WORK TASK: Write out all of the records precisely. Skip anything that is a picture.

START DATA

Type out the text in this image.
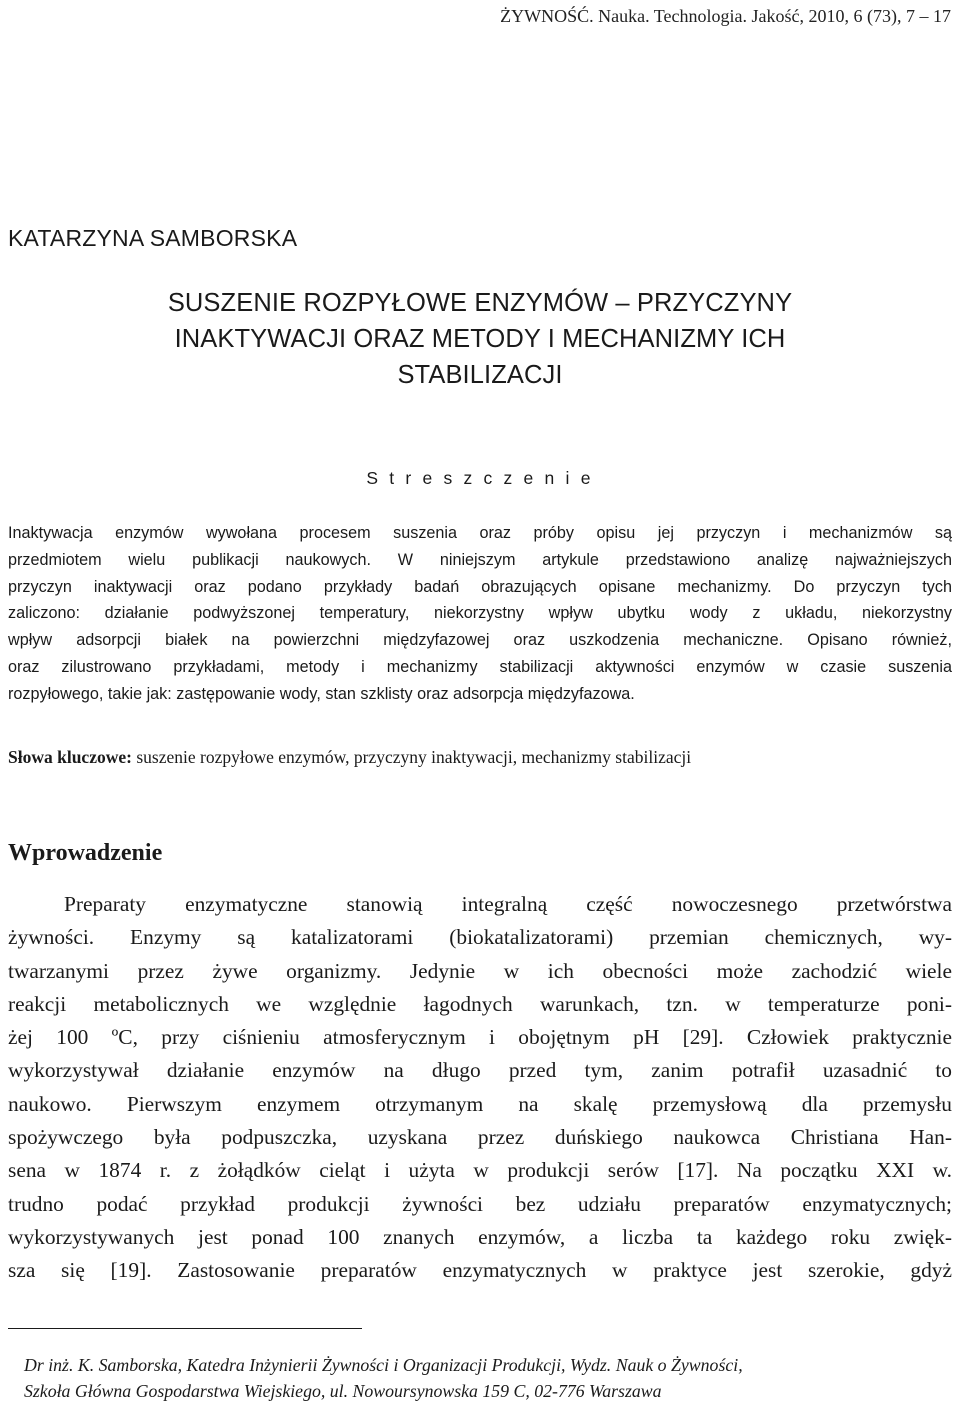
ŻYWNOŚĆ. Nauka. Technologia. Jakość, 2010, 6 (73), 7 – 17
KATARZYNA SAMBORSKA
SUSZENIE ROZPYŁOWE ENZYMÓW – PRZYCZYNY
INAKTYWACJI ORAZ METODY I MECHANIZMY ICH
STABILIZACJI
S t r e s z c z e n i e
Inaktywacja enzymów wywołana procesem suszenia oraz próby opisu jej przyczyn i mechanizmów są
przedmiotem wielu publikacji naukowych. W niniejszym artykule przedstawiono analizę najważniejszych
przyczyn inaktywacji oraz podano przykłady badań obrazujących opisane mechanizmy. Do przyczyn tych
zaliczono: działanie podwyższonej temperatury, niekorzystny wpływ ubytku wody z układu, niekorzystny
wpływ adsorpcji białek na powierzchni międzyfazowej oraz uszkodzenia mechaniczne. Opisano również,
oraz zilustrowano przykładami, metody i mechanizmy stabilizacji aktywności enzymów w czasie suszenia
rozpyłowego, takie jak: zastępowanie wody, stan szklisty oraz adsorpcja międzyfazowa.
Słowa kluczowe: suszenie rozpyłowe enzymów, przyczyny inaktywacji, mechanizmy stabilizacji
Wprowadzenie
Preparaty enzymatyczne stanowią integralną część nowoczesnego przetwórstwa
żywności. Enzymy są katalizatorami (biokatalizatorami) przemian chemicznych, wy-
twarzanymi przez żywe organizmy. Jedynie w ich obecności może zachodzić wiele
reakcji metabolicznych we względnie łagodnych warunkach, tzn. w temperaturze poni-
żej 100 ºC, przy ciśnieniu atmosferycznym i obojętnym pH [29]. Człowiek praktycznie
wykorzystywał działanie enzymów na długo przed tym, zanim potrafił uzasadnić to
naukowo. Pierwszym enzymem otrzymanym na skalę przemysłową dla przemysłu
spożywczego była podpuszczka, uzyskana przez duńskiego naukowca Christiana Han-
sena w 1874 r. z żołądków cieląt i użyta w produkcji serów [17]. Na początku XXI w.
trudno podać przykład produkcji żywności bez udziału preparatów enzymatycznych;
wykorzystywanych jest ponad 100 znanych enzymów, a liczba ta każdego roku zwięk-
sza się [19]. Zastosowanie preparatów enzymatycznych w praktyce jest szerokie, gdyż
Dr inż. K. Samborska, Katedra Inżynierii Żywności i Organizacji Produkcji, Wydz. Nauk o Żywności,
Szkoła Główna Gospodarstwa Wiejskiego, ul. Nowoursynowska 159 C, 02-776 Warszawa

END DATA

RESULT OF THIS EXERCISE:
Type out the text in this image.
ŻYWNOŚĆ. Nauka. Technologia. Jakość, 2010, 6 (73), 7 – 17
KATARZYNA SAMBORSKA
SUSZENIE ROZPYŁOWE ENZYMÓW – PRZYCZYNY
INAKTYWACJI ORAZ METODY I MECHANIZMY ICH
STABILIZACJI
S t r e s z c z e n i e
Inaktywacja enzymów wywołana procesem suszenia oraz próby opisu jej przyczyn i mechanizmów są
przedmiotem wielu publikacji naukowych. W niniejszym artykule przedstawiono analizę najważniejszych
przyczyn inaktywacji oraz podano przykłady badań obrazujących opisane mechanizmy. Do przyczyn tych
zaliczono: działanie podwyższonej temperatury, niekorzystny wpływ ubytku wody z układu, niekorzystny
wpływ adsorpcji białek na powierzchni międzyfazowej oraz uszkodzenia mechaniczne. Opisano również,
oraz zilustrowano przykładami, metody i mechanizmy stabilizacji aktywności enzymów w czasie suszenia
rozpyłowego, takie jak: zastępowanie wody, stan szklisty oraz adsorpcja międzyfazowa.
Słowa kluczowe: suszenie rozpyłowe enzymów, przyczyny inaktywacji, mechanizmy stabilizacji
Wprowadzenie
Preparaty enzymatyczne stanowią integralną część nowoczesnego przetwórstwa
żywności. Enzymy są katalizatorami (biokatalizatorami) przemian chemicznych, wy-
twarzanymi przez żywe organizmy. Jedynie w ich obecności może zachodzić wiele
reakcji metabolicznych we względnie łagodnych warunkach, tzn. w temperaturze poni-
żej 100 ºC, przy ciśnieniu atmosferycznym i obojętnym pH [29]. Człowiek praktycznie
wykorzystywał działanie enzymów na długo przed tym, zanim potrafił uzasadnić to
naukowo. Pierwszym enzymem otrzymanym na skalę przemysłową dla przemysłu
spożywczego była podpuszczka, uzyskana przez duńskiego naukowca Christiana Han-
sena w 1874 r. z żołądków cieląt i użyta w produkcji serów [17]. Na początku XXI w.
trudno podać przykład produkcji żywności bez udziału preparatów enzymatycznych;
wykorzystywanych jest ponad 100 znanych enzymów, a liczba ta każdego roku zwięk-
sza się [19]. Zastosowanie preparatów enzymatycznych w praktyce jest szerokie, gdyż
Dr inż. K. Samborska, Katedra Inżynierii Żywności i Organizacji Produkcji, Wydz. Nauk o Żywności,
Szkoła Główna Gospodarstwa Wiejskiego, ul. Nowoursynowska 159 C, 02-776 Warszawa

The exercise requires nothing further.